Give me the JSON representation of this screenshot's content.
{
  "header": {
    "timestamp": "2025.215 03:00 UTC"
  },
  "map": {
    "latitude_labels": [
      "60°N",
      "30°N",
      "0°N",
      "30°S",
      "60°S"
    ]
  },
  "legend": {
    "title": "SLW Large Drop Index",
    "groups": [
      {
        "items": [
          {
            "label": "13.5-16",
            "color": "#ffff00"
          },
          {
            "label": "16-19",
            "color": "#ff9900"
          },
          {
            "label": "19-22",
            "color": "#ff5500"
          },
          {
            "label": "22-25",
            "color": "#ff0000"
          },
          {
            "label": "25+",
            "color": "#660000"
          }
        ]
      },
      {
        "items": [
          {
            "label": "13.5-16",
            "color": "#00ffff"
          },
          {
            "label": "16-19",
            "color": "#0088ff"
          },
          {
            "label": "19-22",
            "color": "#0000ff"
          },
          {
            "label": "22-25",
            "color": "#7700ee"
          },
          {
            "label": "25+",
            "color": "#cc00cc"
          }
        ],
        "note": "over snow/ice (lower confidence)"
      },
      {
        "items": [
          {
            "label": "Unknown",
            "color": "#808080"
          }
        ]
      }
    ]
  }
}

◆ ◆ ◆ ◆

• _Challenge_
Give the complete listing a second time, exactly as it reads.

• _Completed exercise_
Give me the JSON representation of this screenshot's content.
{
  "header": {
    "timestamp": "2025.215 03:00 UTC"
  },
  "map": {
    "latitude_labels": [
      "60°N",
      "30°N",
      "0°N",
      "30°S",
      "60°S"
    ]
  },
  "legend": {
    "title": "SLW Large Drop Index",
    "groups": [
      {
        "items": [
          {
            "label": "13.5-16",
            "color": "#ffff00"
          },
          {
            "label": "16-19",
            "color": "#ff9900"
          },
          {
            "label": "19-22",
            "color": "#ff5500"
          },
          {
            "label": "22-25",
            "color": "#ff0000"
          },
          {
            "label": "25+",
            "color": "#660000"
          }
        ]
      },
      {
        "items": [
          {
            "label": "13.5-16",
            "color": "#00ffff"
          },
          {
            "label": "16-19",
            "color": "#0088ff"
          },
          {
            "label": "19-22",
            "color": "#0000ff"
          },
          {
            "label": "22-25",
            "color": "#7700ee"
          },
          {
            "label": "25+",
            "color": "#cc00cc"
          }
        ],
        "note": "over snow/ice (lower confidence)"
      },
      {
        "items": [
          {
            "label": "Unknown",
            "color": "#808080"
          }
        ]
      }
    ]
  }
}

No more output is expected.